▶ _PROVIDED INFORMATION_
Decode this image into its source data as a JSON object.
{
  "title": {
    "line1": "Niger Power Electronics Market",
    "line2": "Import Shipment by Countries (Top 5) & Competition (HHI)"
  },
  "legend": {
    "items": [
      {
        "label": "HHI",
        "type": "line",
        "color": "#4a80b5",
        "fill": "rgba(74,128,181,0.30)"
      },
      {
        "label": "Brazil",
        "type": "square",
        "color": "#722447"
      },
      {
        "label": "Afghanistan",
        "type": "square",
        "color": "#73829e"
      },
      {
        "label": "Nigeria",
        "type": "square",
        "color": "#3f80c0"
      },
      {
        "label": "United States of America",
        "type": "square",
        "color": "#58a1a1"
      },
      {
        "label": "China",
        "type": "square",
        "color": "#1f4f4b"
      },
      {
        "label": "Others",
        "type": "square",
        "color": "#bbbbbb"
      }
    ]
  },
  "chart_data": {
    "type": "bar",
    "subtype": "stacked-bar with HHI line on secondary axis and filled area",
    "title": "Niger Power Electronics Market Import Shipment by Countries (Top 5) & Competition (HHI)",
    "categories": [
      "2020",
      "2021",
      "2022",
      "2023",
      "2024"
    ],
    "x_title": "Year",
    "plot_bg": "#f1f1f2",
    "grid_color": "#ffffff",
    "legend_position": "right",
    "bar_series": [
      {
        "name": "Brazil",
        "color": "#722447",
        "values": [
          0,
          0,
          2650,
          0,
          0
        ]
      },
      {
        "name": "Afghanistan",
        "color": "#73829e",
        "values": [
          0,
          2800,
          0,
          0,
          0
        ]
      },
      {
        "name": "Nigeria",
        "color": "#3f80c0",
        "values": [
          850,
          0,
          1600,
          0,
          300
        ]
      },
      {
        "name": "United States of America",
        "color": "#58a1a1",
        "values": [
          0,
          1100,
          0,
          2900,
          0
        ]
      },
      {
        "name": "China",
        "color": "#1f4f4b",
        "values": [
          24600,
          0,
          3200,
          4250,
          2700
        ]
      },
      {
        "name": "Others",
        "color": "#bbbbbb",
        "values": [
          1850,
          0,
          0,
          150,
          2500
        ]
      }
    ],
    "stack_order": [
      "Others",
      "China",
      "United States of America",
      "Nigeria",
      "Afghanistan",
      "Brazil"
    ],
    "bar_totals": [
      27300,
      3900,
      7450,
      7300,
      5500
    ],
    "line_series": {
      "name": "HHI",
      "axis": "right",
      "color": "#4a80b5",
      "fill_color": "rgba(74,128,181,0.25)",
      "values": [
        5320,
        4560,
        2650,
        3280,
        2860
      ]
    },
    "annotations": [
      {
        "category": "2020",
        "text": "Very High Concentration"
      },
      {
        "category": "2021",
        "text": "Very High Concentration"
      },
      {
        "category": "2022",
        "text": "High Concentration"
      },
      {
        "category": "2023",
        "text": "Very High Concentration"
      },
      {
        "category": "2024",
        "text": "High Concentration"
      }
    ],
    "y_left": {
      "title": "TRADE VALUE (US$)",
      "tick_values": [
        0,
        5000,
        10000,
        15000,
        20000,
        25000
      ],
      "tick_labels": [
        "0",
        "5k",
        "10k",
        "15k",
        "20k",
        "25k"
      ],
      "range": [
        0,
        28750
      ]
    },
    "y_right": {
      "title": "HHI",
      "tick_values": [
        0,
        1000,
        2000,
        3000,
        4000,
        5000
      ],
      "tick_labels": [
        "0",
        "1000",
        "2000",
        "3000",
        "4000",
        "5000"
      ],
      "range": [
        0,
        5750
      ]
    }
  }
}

▶ _REQUIRED TASK_
Every entry above should be retyped exactly as shown.

▶ _EXERCISE SOLUTION_
Decode this image into its source data as a JSON object.
{
  "title": {
    "line1": "Niger Power Electronics Market",
    "line2": "Import Shipment by Countries (Top 5) & Competition (HHI)"
  },
  "legend": {
    "items": [
      {
        "label": "HHI",
        "type": "line",
        "color": "#4a80b5",
        "fill": "rgba(74,128,181,0.30)"
      },
      {
        "label": "Brazil",
        "type": "square",
        "color": "#722447"
      },
      {
        "label": "Afghanistan",
        "type": "square",
        "color": "#73829e"
      },
      {
        "label": "Nigeria",
        "type": "square",
        "color": "#3f80c0"
      },
      {
        "label": "United States of America",
        "type": "square",
        "color": "#58a1a1"
      },
      {
        "label": "China",
        "type": "square",
        "color": "#1f4f4b"
      },
      {
        "label": "Others",
        "type": "square",
        "color": "#bbbbbb"
      }
    ]
  },
  "chart_data": {
    "type": "bar",
    "subtype": "stacked-bar with HHI line on secondary axis and filled area",
    "title": "Niger Power Electronics Market Import Shipment by Countries (Top 5) & Competition (HHI)",
    "categories": [
      "2020",
      "2021",
      "2022",
      "2023",
      "2024"
    ],
    "x_title": "Year",
    "plot_bg": "#f1f1f2",
    "grid_color": "#ffffff",
    "legend_position": "right",
    "bar_series": [
      {
        "name": "Brazil",
        "color": "#722447",
        "values": [
          0,
          0,
          2650,
          0,
          0
        ]
      },
      {
        "name": "Afghanistan",
        "color": "#73829e",
        "values": [
          0,
          2800,
          0,
          0,
          0
        ]
      },
      {
        "name": "Nigeria",
        "color": "#3f80c0",
        "values": [
          850,
          0,
          1600,
          0,
          300
        ]
      },
      {
        "name": "United States of America",
        "color": "#58a1a1",
        "values": [
          0,
          1100,
          0,
          2900,
          0
        ]
      },
      {
        "name": "China",
        "color": "#1f4f4b",
        "values": [
          24600,
          0,
          3200,
          4250,
          2700
        ]
      },
      {
        "name": "Others",
        "color": "#bbbbbb",
        "values": [
          1850,
          0,
          0,
          150,
          2500
        ]
      }
    ],
    "stack_order": [
      "Others",
      "China",
      "United States of America",
      "Nigeria",
      "Afghanistan",
      "Brazil"
    ],
    "bar_totals": [
      27300,
      3900,
      7450,
      7300,
      5500
    ],
    "line_series": {
      "name": "HHI",
      "axis": "right",
      "color": "#4a80b5",
      "fill_color": "rgba(74,128,181,0.25)",
      "values": [
        5320,
        4560,
        2650,
        3280,
        2860
      ]
    },
    "annotations": [
      {
        "category": "2020",
        "text": "Very High Concentration"
      },
      {
        "category": "2021",
        "text": "Very High Concentration"
      },
      {
        "category": "2022",
        "text": "High Concentration"
      },
      {
        "category": "2023",
        "text": "Very High Concentration"
      },
      {
        "category": "2024",
        "text": "High Concentration"
      }
    ],
    "y_left": {
      "title": "TRADE VALUE (US$)",
      "tick_values": [
        0,
        5000,
        10000,
        15000,
        20000,
        25000
      ],
      "tick_labels": [
        "0",
        "5k",
        "10k",
        "15k",
        "20k",
        "25k"
      ],
      "range": [
        0,
        28750
      ]
    },
    "y_right": {
      "title": "HHI",
      "tick_values": [
        0,
        1000,
        2000,
        3000,
        4000,
        5000
      ],
      "tick_labels": [
        "0",
        "1000",
        "2000",
        "3000",
        "4000",
        "5000"
      ],
      "range": [
        0,
        5750
      ]
    }
  }
}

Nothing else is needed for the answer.